[What to do]
State the count of lines below in which the word "field" appears, and add nothing.

[Record list]
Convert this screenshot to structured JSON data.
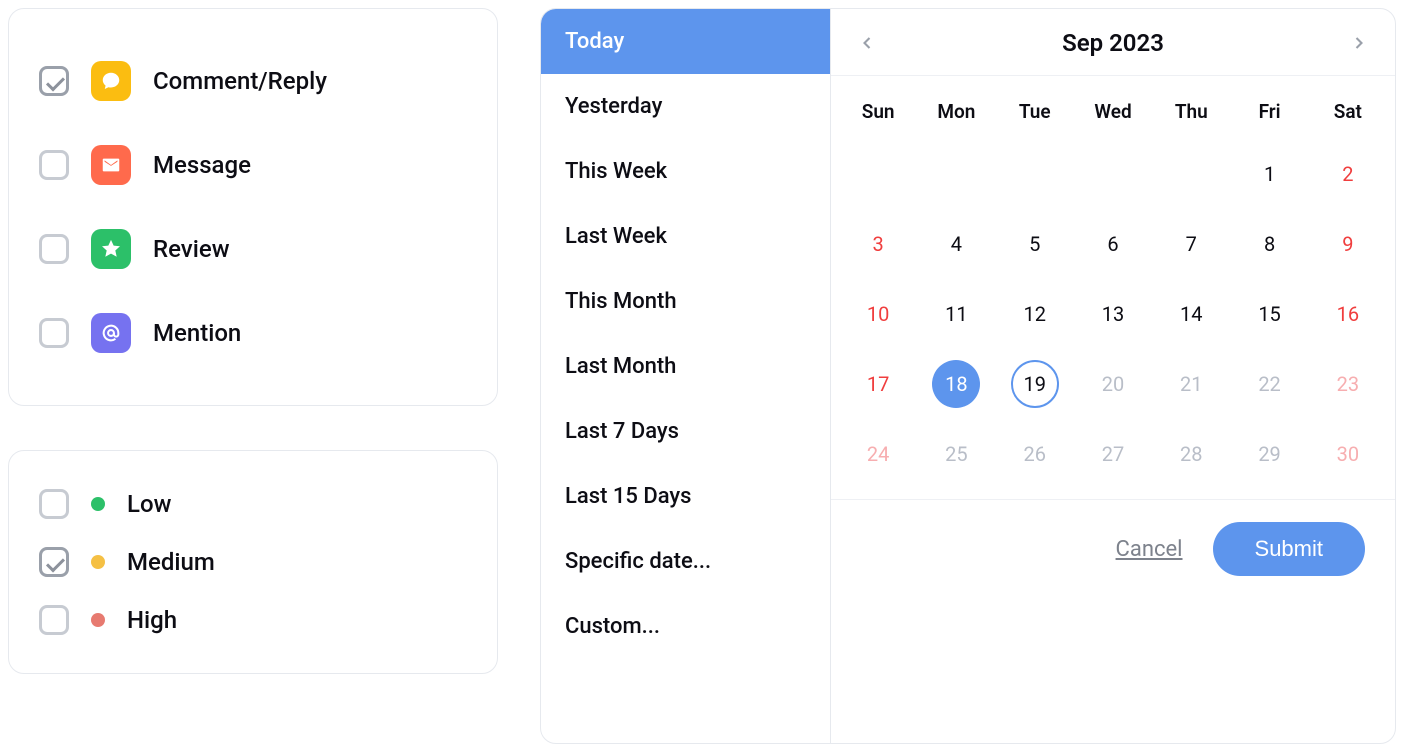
{
  "types": {
    "items": [
      {
        "label": "Comment/Reply",
        "checked": true,
        "color": "#FBBD11",
        "icon": "chat"
      },
      {
        "label": "Message",
        "checked": false,
        "color": "#FF6A4C",
        "icon": "mail"
      },
      {
        "label": "Review",
        "checked": false,
        "color": "#2CC069",
        "icon": "star"
      },
      {
        "label": "Mention",
        "checked": false,
        "color": "#7672F0",
        "icon": "at"
      }
    ]
  },
  "priority": {
    "items": [
      {
        "label": "Low",
        "checked": false,
        "color": "#2CC069"
      },
      {
        "label": "Medium",
        "checked": true,
        "color": "#F5C044"
      },
      {
        "label": "High",
        "checked": false,
        "color": "#E77A70"
      }
    ]
  },
  "presets": {
    "items": [
      "Today",
      "Yesterday",
      "This Week",
      "Last Week",
      "This Month",
      "Last Month",
      "Last 7 Days",
      "Last 15 Days",
      "Specific date...",
      "Custom..."
    ],
    "selected_index": 0
  },
  "calendar": {
    "title": "Sep 2023",
    "days_of_week": [
      "Sun",
      "Mon",
      "Tue",
      "Wed",
      "Thu",
      "Fri",
      "Sat"
    ],
    "weeks": [
      [
        {
          "n": "",
          "w": false,
          "d": true
        },
        {
          "n": "",
          "w": false,
          "d": true
        },
        {
          "n": "",
          "w": false,
          "d": true
        },
        {
          "n": "",
          "w": false,
          "d": true
        },
        {
          "n": "",
          "w": false,
          "d": true
        },
        {
          "n": "1",
          "w": false,
          "d": false
        },
        {
          "n": "2",
          "w": true,
          "d": false
        }
      ],
      [
        {
          "n": "3",
          "w": true,
          "d": false
        },
        {
          "n": "4",
          "w": false,
          "d": false
        },
        {
          "n": "5",
          "w": false,
          "d": false
        },
        {
          "n": "6",
          "w": false,
          "d": false
        },
        {
          "n": "7",
          "w": false,
          "d": false
        },
        {
          "n": "8",
          "w": false,
          "d": false
        },
        {
          "n": "9",
          "w": true,
          "d": false
        }
      ],
      [
        {
          "n": "10",
          "w": true,
          "d": false
        },
        {
          "n": "11",
          "w": false,
          "d": false
        },
        {
          "n": "12",
          "w": false,
          "d": false
        },
        {
          "n": "13",
          "w": false,
          "d": false
        },
        {
          "n": "14",
          "w": false,
          "d": false
        },
        {
          "n": "15",
          "w": false,
          "d": false
        },
        {
          "n": "16",
          "w": true,
          "d": false
        }
      ],
      [
        {
          "n": "17",
          "w": true,
          "d": false
        },
        {
          "n": "18",
          "w": false,
          "d": false,
          "sel": true
        },
        {
          "n": "19",
          "w": false,
          "d": false,
          "today": true
        },
        {
          "n": "20",
          "w": false,
          "d": true
        },
        {
          "n": "21",
          "w": false,
          "d": true
        },
        {
          "n": "22",
          "w": false,
          "d": true
        },
        {
          "n": "23",
          "w": true,
          "d": true
        }
      ],
      [
        {
          "n": "24",
          "w": true,
          "d": true
        },
        {
          "n": "25",
          "w": false,
          "d": true
        },
        {
          "n": "26",
          "w": false,
          "d": true
        },
        {
          "n": "27",
          "w": false,
          "d": true
        },
        {
          "n": "28",
          "w": false,
          "d": true
        },
        {
          "n": "29",
          "w": false,
          "d": true
        },
        {
          "n": "30",
          "w": true,
          "d": true
        }
      ]
    ]
  },
  "buttons": {
    "cancel": "Cancel",
    "submit": "Submit"
  }
}
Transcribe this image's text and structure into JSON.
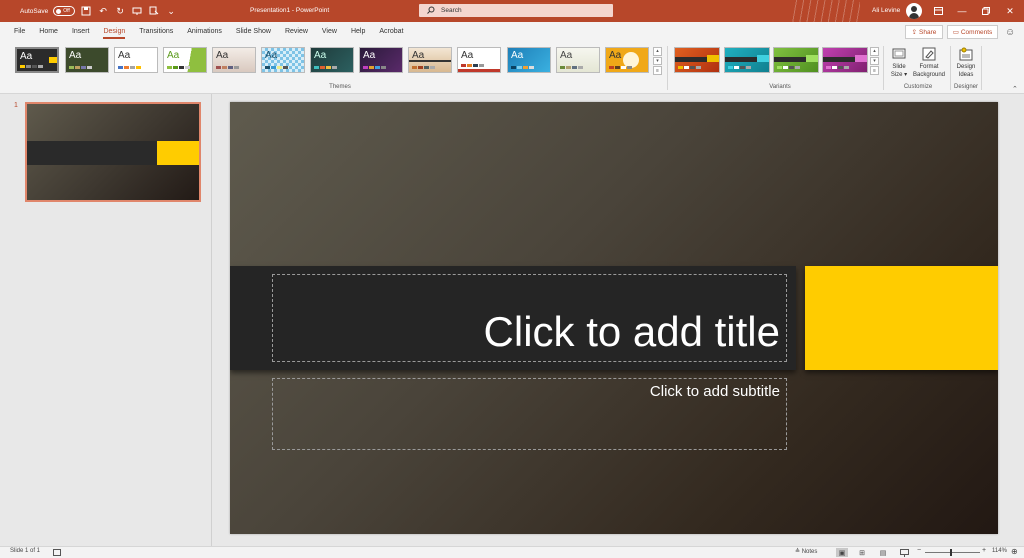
{
  "titlebar": {
    "autosave_label": "AutoSave",
    "autosave_state": "Off",
    "doc_title": "Presentation1 - PowerPoint",
    "search_placeholder": "Search",
    "user_name": "Ali Levine",
    "bg_color": "#b7472a"
  },
  "menu": {
    "tabs": [
      "File",
      "Home",
      "Insert",
      "Design",
      "Transitions",
      "Animations",
      "Slide Show",
      "Review",
      "View",
      "Help",
      "Acrobat"
    ],
    "active_tab": "Design",
    "share_label": "Share",
    "comments_label": "Comments"
  },
  "ribbon": {
    "themes_label": "Themes",
    "variants_label": "Variants",
    "customize_label": "Customize",
    "designer_label": "Designer",
    "theme_glyph": "Aa",
    "slide_size_label": "Slide Size",
    "slide_size_label_1": "Slide",
    "slide_size_label_2": "Size",
    "format_background_1": "Format",
    "format_background_2": "Background",
    "design_ideas_1": "Design",
    "design_ideas_2": "Ideas"
  },
  "thumbnails": [
    {
      "number": "1"
    }
  ],
  "slide": {
    "title_placeholder": "Click to add title",
    "subtitle_placeholder": "Click to add subtitle",
    "accent_color": "#ffcc00",
    "band_color": "#252525"
  },
  "status": {
    "slide_indicator": "Slide 1 of 1",
    "notes_label": "Notes",
    "zoom_level": "114%",
    "zoom_minus": "−",
    "zoom_plus": "+"
  }
}
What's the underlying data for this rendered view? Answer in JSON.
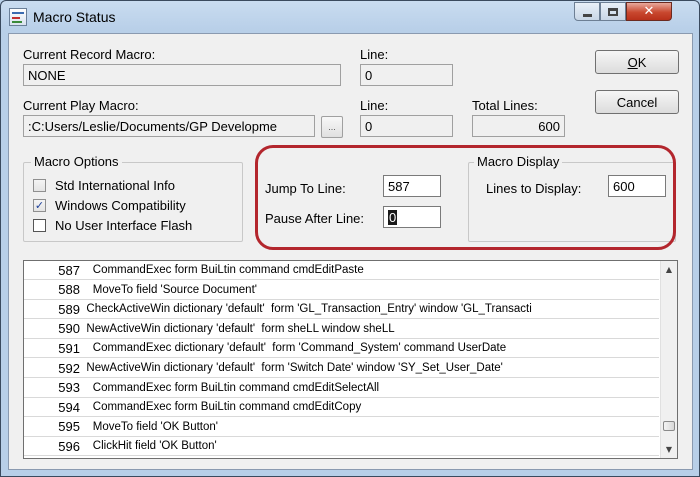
{
  "window": {
    "title": "Macro Status",
    "caption": {
      "minimize": "",
      "maximize": "",
      "close": "✕"
    }
  },
  "record": {
    "label": "Current Record Macro:",
    "value": "NONE",
    "line_label": "Line:",
    "line_value": "0"
  },
  "play": {
    "label": "Current Play Macro:",
    "value": ":C:Users/Leslie/Documents/GP Developme",
    "browse_label": "...",
    "line_label": "Line:",
    "line_value": "0",
    "total_label": "Total Lines:",
    "total_value": "600"
  },
  "buttons": {
    "ok": "OK",
    "cancel": "Cancel"
  },
  "macro_options": {
    "title": "Macro Options",
    "items": [
      {
        "label": "Std International Info",
        "checked": false
      },
      {
        "label": "Windows Compatibility",
        "checked": true
      },
      {
        "label": "No User Interface Flash",
        "checked": false
      }
    ]
  },
  "jump": {
    "jump_label": "Jump To Line:",
    "jump_value": "587",
    "pause_label": "Pause After Line:",
    "pause_value": "0"
  },
  "macro_display": {
    "title": "Macro Display",
    "lines_label": "Lines to Display:",
    "lines_value": "600"
  },
  "lines": [
    {
      "num": "587",
      "text": "    CommandExec form BuiLtin command cmdEditPaste"
    },
    {
      "num": "588",
      "text": "    MoveTo field 'Source Document'"
    },
    {
      "num": "589",
      "text": "  CheckActiveWin dictionary 'default'  form 'GL_Transaction_Entry' window 'GL_Transacti"
    },
    {
      "num": "590",
      "text": "  NewActiveWin dictionary 'default'  form sheLL window sheLL"
    },
    {
      "num": "591",
      "text": "    CommandExec dictionary 'default'  form 'Command_System' command UserDate"
    },
    {
      "num": "592",
      "text": "  NewActiveWin dictionary 'default'  form 'Switch Date' window 'SY_Set_User_Date'"
    },
    {
      "num": "593",
      "text": "    CommandExec form BuiLtin command cmdEditSelectAll"
    },
    {
      "num": "594",
      "text": "    CommandExec form BuiLtin command cmdEditCopy"
    },
    {
      "num": "595",
      "text": "    MoveTo field 'OK Button'"
    },
    {
      "num": "596",
      "text": "    ClickHit field 'OK Button'"
    }
  ],
  "scrollbar": {
    "up": "▲",
    "down": "▼"
  }
}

[The solution]
3